### [Exercise]
Turn the data from the line with "197, 1187, 212]" up to and including the line with "197, 835, 212]" into a numbered list, leaving out blank lines.

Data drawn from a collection
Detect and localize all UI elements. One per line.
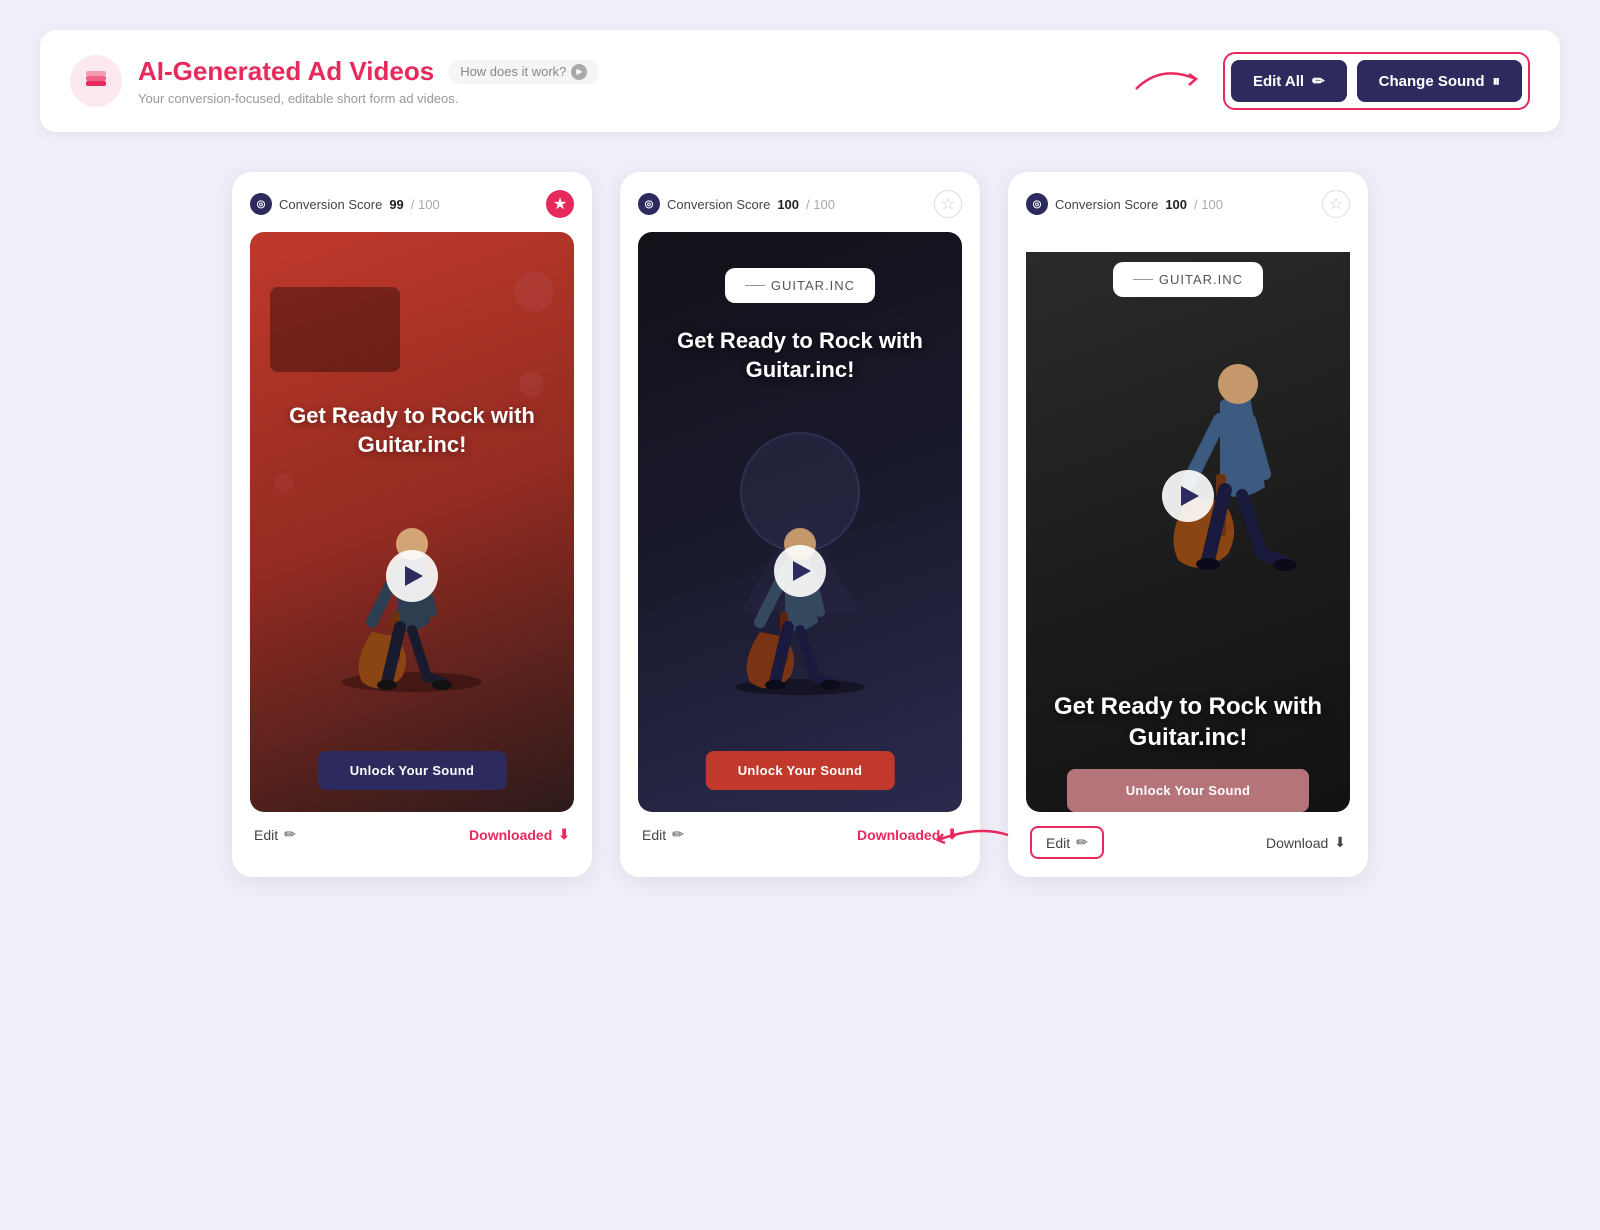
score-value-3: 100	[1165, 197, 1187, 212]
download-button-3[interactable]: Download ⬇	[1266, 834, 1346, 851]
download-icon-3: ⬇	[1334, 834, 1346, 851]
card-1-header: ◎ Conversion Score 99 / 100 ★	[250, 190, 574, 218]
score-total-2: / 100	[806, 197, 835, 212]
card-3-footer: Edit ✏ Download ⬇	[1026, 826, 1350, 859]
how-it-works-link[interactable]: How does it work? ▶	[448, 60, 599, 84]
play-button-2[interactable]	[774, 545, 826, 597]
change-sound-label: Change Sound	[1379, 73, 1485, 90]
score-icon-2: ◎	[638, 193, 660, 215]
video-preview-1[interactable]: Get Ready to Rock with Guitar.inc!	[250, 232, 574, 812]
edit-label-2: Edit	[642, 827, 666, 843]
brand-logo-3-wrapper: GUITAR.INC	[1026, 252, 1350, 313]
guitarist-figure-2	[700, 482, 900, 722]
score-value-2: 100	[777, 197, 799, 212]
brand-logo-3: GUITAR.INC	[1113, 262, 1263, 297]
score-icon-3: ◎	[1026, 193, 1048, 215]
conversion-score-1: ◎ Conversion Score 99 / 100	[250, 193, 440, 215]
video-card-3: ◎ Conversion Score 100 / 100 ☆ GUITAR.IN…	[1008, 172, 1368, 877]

### [Complete output]
1. score-value-3: 100	[1165, 197, 1187, 212]
2. download-button-3[interactable]: Download ⬇	[1266, 834, 1346, 851]
3. download-icon-3: ⬇	[1334, 834, 1346, 851]
4. card-1-header: ◎ Conversion Score 99 / 100 ★	[250, 190, 574, 218]
5. score-total-2: / 100	[806, 197, 835, 212]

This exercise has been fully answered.